-- START OF DATA EXCERPTS --

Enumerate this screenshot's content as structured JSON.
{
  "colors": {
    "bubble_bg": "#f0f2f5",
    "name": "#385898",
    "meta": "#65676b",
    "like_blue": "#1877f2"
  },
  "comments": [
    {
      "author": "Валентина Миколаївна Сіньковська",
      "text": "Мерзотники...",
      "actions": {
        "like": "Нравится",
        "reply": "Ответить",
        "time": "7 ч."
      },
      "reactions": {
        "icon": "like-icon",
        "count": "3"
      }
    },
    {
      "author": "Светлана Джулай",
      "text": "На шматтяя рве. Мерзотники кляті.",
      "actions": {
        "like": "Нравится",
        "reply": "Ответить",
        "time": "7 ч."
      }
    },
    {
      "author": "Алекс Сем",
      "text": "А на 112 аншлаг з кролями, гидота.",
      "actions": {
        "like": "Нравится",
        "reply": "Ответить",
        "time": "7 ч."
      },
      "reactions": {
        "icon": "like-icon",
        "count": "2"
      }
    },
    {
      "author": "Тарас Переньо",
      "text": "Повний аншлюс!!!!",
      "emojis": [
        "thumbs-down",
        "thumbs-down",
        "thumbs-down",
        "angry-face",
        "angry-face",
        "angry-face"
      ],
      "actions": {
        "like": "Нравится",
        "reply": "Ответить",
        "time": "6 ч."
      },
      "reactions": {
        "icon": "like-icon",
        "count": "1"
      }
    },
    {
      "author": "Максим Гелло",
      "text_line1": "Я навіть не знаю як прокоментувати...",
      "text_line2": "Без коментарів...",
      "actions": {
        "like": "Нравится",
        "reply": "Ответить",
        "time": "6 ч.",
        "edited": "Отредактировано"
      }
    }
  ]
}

-- END OF DATA EXCERPTS --

* [CHALLENGE]:
Transcribe every entry verbatim.

* [TASK OUTPUT]:
Enumerate this screenshot's content as structured JSON.
{
  "colors": {
    "bubble_bg": "#f0f2f5",
    "name": "#385898",
    "meta": "#65676b",
    "like_blue": "#1877f2"
  },
  "comments": [
    {
      "author": "Валентина Миколаївна Сіньковська",
      "text": "Мерзотники...",
      "actions": {
        "like": "Нравится",
        "reply": "Ответить",
        "time": "7 ч."
      },
      "reactions": {
        "icon": "like-icon",
        "count": "3"
      }
    },
    {
      "author": "Светлана Джулай",
      "text": "На шматтяя рве. Мерзотники кляті.",
      "actions": {
        "like": "Нравится",
        "reply": "Ответить",
        "time": "7 ч."
      }
    },
    {
      "author": "Алекс Сем",
      "text": "А на 112 аншлаг з кролями, гидота.",
      "actions": {
        "like": "Нравится",
        "reply": "Ответить",
        "time": "7 ч."
      },
      "reactions": {
        "icon": "like-icon",
        "count": "2"
      }
    },
    {
      "author": "Тарас Переньо",
      "text": "Повний аншлюс!!!!",
      "emojis": [
        "thumbs-down",
        "thumbs-down",
        "thumbs-down",
        "angry-face",
        "angry-face",
        "angry-face"
      ],
      "actions": {
        "like": "Нравится",
        "reply": "Ответить",
        "time": "6 ч."
      },
      "reactions": {
        "icon": "like-icon",
        "count": "1"
      }
    },
    {
      "author": "Максим Гелло",
      "text_line1": "Я навіть не знаю як прокоментувати...",
      "text_line2": "Без коментарів...",
      "actions": {
        "like": "Нравится",
        "reply": "Ответить",
        "time": "6 ч.",
        "edited": "Отредактировано"
      }
    }
  ]
}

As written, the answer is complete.